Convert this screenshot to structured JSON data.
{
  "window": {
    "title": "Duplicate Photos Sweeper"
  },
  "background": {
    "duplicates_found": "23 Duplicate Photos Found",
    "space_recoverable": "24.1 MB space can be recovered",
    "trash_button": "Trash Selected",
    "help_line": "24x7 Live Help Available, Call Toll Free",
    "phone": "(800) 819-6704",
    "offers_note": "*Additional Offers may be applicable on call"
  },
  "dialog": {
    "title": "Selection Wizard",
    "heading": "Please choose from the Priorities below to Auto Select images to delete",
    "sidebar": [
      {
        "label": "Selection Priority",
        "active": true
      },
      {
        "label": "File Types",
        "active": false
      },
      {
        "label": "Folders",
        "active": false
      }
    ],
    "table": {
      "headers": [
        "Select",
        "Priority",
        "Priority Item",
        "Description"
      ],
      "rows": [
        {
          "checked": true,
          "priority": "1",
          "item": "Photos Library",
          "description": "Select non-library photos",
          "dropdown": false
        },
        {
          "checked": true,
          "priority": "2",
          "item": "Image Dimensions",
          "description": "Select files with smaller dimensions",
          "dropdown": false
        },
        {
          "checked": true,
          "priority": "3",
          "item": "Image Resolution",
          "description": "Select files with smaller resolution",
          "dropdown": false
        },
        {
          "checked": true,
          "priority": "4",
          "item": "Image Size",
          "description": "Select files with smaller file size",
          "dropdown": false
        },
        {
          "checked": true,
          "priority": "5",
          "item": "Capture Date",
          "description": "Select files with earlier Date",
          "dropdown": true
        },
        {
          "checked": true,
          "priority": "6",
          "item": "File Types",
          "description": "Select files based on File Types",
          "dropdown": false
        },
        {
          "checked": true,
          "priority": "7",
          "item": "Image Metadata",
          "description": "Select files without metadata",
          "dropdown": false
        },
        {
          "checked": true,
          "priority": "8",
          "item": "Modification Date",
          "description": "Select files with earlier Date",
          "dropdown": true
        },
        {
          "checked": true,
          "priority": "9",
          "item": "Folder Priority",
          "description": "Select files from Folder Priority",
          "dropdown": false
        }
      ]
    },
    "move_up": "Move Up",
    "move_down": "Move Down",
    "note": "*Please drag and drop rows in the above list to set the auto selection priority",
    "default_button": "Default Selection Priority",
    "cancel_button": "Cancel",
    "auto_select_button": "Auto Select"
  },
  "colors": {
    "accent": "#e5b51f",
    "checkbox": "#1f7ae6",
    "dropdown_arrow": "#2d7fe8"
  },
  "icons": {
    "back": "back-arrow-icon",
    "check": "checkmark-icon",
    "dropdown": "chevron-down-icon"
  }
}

◆ ◆ ◆ ◆

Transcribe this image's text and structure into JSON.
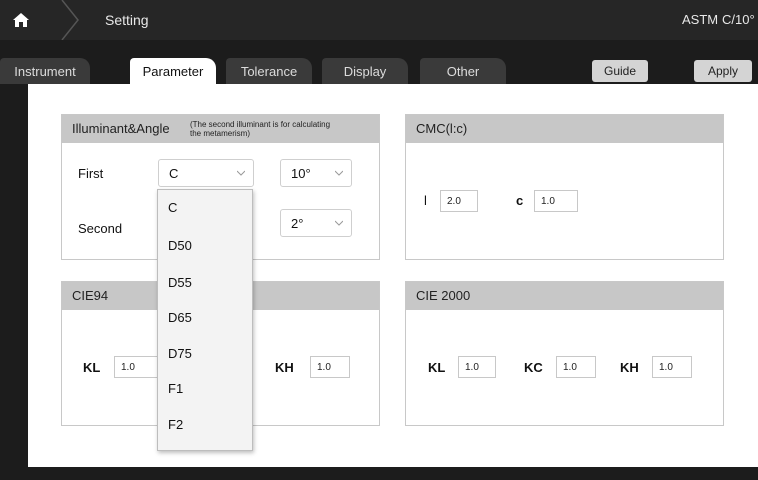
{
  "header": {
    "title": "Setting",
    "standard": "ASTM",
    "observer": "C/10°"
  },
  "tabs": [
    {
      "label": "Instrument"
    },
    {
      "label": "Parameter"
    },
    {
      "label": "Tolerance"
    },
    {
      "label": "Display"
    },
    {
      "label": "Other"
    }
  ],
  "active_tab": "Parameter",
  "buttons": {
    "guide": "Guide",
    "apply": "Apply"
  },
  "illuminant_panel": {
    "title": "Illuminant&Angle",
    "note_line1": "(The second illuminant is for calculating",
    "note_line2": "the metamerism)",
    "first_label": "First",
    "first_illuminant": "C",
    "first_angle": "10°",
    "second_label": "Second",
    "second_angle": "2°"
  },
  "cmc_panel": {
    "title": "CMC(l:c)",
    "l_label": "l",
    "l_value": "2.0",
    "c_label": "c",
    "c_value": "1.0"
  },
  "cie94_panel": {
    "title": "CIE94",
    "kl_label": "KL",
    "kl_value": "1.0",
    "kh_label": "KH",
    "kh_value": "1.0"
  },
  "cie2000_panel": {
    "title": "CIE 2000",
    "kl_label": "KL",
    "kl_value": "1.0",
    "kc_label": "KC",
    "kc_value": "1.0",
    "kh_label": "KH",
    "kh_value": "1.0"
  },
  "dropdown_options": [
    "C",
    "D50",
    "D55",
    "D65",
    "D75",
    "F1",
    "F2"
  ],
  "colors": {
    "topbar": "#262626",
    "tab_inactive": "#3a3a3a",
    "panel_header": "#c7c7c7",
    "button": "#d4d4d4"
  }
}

◆ ◆ ◆ ◆

• [Prompt]
Give the number of lines above in which the word "smaller" occurs, with nothing else.

• [Exercise output]
3